**Given entries**:
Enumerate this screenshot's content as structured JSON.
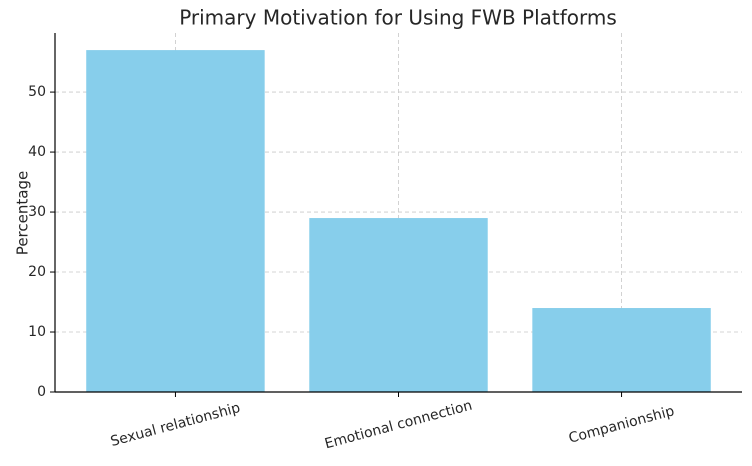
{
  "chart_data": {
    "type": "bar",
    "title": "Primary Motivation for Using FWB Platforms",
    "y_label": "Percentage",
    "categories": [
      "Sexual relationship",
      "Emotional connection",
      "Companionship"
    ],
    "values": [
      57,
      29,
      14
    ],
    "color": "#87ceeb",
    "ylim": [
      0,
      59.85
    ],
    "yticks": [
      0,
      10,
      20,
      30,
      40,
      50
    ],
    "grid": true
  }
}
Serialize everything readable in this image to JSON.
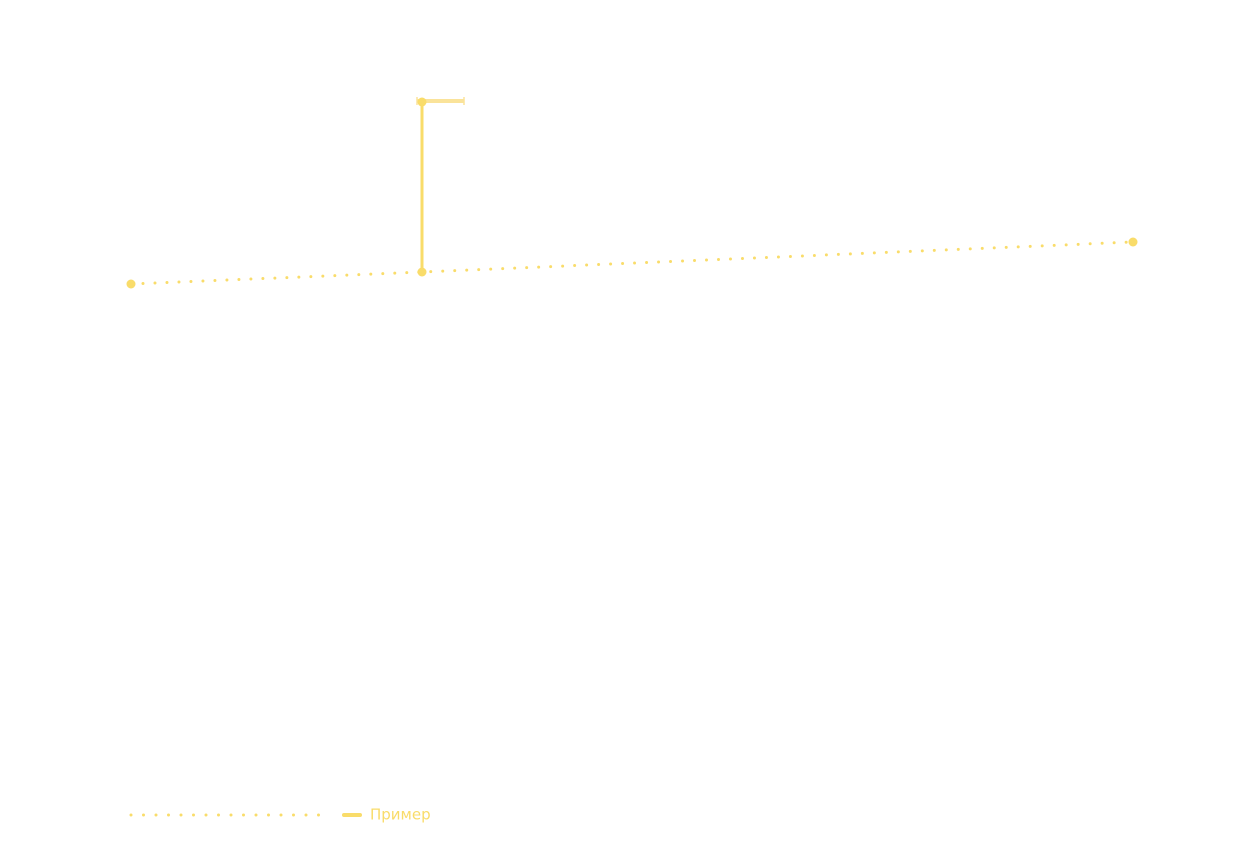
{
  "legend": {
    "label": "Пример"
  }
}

**Exercise objective**: Your task is to quote exactly the lines from the one with "Serialize everything readable" through the end of the material, both included, without reproducing any pictures.

**The response**:
Serialize everything readable in this image to JSON.
{
  "legend": {
    "label": "Пример"
  }
}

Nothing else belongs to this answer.